Your task is to quote the material that follows, in full and exactly.
•••••
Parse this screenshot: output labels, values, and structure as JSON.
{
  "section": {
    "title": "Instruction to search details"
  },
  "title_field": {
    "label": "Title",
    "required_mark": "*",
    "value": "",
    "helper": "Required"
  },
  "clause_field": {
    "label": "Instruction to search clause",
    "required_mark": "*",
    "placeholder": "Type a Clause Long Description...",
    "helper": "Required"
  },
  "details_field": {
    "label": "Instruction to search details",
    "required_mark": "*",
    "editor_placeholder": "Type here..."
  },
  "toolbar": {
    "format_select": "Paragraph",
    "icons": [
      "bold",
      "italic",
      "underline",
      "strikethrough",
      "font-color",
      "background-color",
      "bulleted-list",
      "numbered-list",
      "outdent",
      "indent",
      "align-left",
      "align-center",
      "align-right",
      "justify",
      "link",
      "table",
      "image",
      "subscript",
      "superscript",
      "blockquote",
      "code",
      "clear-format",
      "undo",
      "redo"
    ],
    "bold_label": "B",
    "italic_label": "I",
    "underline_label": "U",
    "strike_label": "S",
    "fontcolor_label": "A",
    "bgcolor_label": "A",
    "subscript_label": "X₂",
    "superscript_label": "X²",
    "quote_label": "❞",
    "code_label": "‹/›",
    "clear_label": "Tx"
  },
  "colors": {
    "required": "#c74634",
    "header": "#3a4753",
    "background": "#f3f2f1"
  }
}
•••••
_SOLUTION BELOW:_
Parse this screenshot: output labels, values, and structure as JSON.
{
  "section": {
    "title": "Instruction to search details"
  },
  "title_field": {
    "label": "Title",
    "required_mark": "*",
    "value": "",
    "helper": "Required"
  },
  "clause_field": {
    "label": "Instruction to search clause",
    "required_mark": "*",
    "placeholder": "Type a Clause Long Description...",
    "helper": "Required"
  },
  "details_field": {
    "label": "Instruction to search details",
    "required_mark": "*",
    "editor_placeholder": "Type here..."
  },
  "toolbar": {
    "format_select": "Paragraph",
    "icons": [
      "bold",
      "italic",
      "underline",
      "strikethrough",
      "font-color",
      "background-color",
      "bulleted-list",
      "numbered-list",
      "outdent",
      "indent",
      "align-left",
      "align-center",
      "align-right",
      "justify",
      "link",
      "table",
      "image",
      "subscript",
      "superscript",
      "blockquote",
      "code",
      "clear-format",
      "undo",
      "redo"
    ],
    "bold_label": "B",
    "italic_label": "I",
    "underline_label": "U",
    "strike_label": "S",
    "fontcolor_label": "A",
    "bgcolor_label": "A",
    "subscript_label": "X₂",
    "superscript_label": "X²",
    "quote_label": "❞",
    "code_label": "‹/›",
    "clear_label": "Tx"
  },
  "colors": {
    "required": "#c74634",
    "header": "#3a4753",
    "background": "#f3f2f1"
  }
}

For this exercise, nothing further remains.